___ LISTED RECORDS ___

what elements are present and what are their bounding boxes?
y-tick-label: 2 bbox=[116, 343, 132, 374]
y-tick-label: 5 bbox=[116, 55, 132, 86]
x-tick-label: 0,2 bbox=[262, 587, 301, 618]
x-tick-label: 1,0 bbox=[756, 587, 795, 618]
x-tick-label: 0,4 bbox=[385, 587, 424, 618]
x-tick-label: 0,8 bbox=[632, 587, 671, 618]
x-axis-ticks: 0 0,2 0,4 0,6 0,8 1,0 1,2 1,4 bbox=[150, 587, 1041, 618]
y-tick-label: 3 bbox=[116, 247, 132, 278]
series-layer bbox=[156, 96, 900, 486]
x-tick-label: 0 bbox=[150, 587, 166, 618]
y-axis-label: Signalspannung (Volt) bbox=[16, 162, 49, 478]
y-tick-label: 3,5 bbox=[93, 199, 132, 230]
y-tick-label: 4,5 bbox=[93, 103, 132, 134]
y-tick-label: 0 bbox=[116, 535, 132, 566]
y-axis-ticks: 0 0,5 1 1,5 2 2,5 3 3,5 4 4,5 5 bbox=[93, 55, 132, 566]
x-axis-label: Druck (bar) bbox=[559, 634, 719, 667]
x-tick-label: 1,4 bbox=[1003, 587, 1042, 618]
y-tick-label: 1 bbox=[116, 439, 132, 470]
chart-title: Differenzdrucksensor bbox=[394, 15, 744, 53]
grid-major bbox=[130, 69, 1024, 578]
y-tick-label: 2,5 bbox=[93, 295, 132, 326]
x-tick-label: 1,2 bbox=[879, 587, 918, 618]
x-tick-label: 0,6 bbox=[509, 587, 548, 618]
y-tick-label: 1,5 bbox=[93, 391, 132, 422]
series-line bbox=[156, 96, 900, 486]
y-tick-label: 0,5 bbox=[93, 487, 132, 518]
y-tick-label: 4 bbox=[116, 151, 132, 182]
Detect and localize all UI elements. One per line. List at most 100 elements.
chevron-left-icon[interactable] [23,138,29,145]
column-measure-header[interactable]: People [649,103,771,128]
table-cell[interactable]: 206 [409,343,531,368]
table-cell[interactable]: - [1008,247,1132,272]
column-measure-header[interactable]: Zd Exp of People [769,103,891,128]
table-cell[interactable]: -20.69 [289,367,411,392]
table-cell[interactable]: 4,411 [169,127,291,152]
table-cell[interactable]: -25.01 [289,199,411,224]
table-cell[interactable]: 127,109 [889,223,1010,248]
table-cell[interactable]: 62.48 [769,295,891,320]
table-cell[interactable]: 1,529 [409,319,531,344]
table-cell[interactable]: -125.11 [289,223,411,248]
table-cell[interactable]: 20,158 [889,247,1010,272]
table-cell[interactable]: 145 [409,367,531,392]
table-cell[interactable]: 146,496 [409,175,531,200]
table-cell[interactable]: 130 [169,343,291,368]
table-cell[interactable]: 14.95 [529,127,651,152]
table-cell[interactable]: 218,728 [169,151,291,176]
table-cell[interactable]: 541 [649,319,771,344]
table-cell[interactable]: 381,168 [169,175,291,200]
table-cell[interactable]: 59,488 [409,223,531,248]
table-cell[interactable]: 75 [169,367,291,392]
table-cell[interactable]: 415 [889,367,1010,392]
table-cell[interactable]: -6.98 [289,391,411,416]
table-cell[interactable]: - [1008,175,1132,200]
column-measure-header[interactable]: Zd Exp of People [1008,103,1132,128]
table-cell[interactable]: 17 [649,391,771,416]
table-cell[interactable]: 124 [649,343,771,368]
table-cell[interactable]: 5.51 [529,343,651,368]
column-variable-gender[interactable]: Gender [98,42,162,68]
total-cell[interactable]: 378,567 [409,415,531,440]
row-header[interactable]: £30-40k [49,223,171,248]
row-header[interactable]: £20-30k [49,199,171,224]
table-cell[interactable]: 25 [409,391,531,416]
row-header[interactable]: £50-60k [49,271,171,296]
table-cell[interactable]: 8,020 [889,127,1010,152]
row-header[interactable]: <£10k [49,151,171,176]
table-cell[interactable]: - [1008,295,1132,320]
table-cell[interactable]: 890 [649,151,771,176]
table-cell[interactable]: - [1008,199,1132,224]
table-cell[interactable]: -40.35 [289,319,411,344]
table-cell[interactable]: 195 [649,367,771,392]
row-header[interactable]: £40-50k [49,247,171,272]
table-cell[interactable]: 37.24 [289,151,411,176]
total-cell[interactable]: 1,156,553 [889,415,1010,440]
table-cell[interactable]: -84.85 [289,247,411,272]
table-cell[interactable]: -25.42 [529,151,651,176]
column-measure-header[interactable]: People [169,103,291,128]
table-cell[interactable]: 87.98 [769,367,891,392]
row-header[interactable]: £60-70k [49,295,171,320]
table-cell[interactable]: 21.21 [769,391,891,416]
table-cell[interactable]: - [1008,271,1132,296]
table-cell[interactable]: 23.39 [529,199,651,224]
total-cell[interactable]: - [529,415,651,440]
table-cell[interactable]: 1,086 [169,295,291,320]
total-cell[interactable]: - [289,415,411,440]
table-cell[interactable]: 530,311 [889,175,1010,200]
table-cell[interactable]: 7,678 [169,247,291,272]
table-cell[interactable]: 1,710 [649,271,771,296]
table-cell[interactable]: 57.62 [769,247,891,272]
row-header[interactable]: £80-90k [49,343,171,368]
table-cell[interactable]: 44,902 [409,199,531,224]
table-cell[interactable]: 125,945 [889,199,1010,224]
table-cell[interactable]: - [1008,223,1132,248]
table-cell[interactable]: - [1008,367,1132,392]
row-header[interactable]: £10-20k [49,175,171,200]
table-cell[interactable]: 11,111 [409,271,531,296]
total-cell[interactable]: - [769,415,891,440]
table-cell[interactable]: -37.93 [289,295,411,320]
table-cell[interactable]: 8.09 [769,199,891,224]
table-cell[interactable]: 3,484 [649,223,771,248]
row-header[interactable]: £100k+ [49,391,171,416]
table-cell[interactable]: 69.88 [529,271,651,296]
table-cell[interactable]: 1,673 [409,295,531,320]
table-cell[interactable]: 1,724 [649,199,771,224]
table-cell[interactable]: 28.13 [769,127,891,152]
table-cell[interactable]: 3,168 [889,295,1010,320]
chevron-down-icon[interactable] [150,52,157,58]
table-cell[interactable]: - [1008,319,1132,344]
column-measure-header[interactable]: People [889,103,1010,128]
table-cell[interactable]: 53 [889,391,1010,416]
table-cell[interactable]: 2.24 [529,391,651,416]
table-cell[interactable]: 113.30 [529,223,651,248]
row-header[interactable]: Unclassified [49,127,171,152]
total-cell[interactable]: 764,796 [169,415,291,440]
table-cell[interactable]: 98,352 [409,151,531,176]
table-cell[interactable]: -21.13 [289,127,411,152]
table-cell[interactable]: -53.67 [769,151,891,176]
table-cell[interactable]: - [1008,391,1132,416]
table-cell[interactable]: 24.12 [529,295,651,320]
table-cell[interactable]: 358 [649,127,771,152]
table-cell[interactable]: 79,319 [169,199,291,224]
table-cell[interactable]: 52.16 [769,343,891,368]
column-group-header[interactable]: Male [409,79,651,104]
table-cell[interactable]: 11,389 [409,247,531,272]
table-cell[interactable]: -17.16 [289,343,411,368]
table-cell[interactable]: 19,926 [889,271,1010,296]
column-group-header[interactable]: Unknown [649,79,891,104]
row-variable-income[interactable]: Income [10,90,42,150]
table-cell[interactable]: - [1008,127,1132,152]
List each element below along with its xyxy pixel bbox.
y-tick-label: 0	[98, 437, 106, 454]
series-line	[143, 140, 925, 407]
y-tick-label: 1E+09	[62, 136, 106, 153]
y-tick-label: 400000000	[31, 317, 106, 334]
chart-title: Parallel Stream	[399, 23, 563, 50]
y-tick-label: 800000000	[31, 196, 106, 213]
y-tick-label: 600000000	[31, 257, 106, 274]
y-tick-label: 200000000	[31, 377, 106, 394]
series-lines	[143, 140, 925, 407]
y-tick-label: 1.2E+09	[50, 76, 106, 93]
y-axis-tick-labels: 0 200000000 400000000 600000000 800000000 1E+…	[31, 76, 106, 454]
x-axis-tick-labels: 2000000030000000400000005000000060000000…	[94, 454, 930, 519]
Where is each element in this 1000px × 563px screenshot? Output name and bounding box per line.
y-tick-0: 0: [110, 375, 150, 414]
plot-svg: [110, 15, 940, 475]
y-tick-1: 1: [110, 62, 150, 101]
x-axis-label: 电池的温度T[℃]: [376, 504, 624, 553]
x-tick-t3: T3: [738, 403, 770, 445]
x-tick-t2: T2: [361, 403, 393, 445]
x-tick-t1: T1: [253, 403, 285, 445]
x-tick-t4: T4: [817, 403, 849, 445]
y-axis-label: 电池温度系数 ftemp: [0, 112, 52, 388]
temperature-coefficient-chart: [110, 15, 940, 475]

___

◆ **GOAL**
Rewrite the records, from the first line through the line containing "y-tick-label: 3 bbox=[116, 247, 132, 278]", inclusive, as a Markdown table with the columns Row and Line. Omit any blank lines.

◆ **TASK RESPONSE**
| Row | Line |
|---|---|
| 1 | what elements are present and what are their bounding boxes? |
| 2 | y-tick-label: 2 bbox=[116, 343, 132, 374] |
| 3 | y-tick-label: 5 bbox=[116, 55, 132, 86] |
| 4 | x-tick-label: 0,2 bbox=[262, 587, 301, 618] |
| 5 | x-tick-label: 1,0 bbox=[756, 587, 795, 618] |
| 6 | x-tick-label: 0,4 bbox=[385, 587, 424, 618] |
| 7 | x-tick-label: 0,8 bbox=[632, 587, 671, 618] |
| 8 | x-axis-ticks: 0 0,2 0,4 0,6 0,8 1,0 1,2 1,4 bbox=[150, 587, 1041, 618] |
| 9 | y-tick-label: 3 bbox=[116, 247, 132, 278] |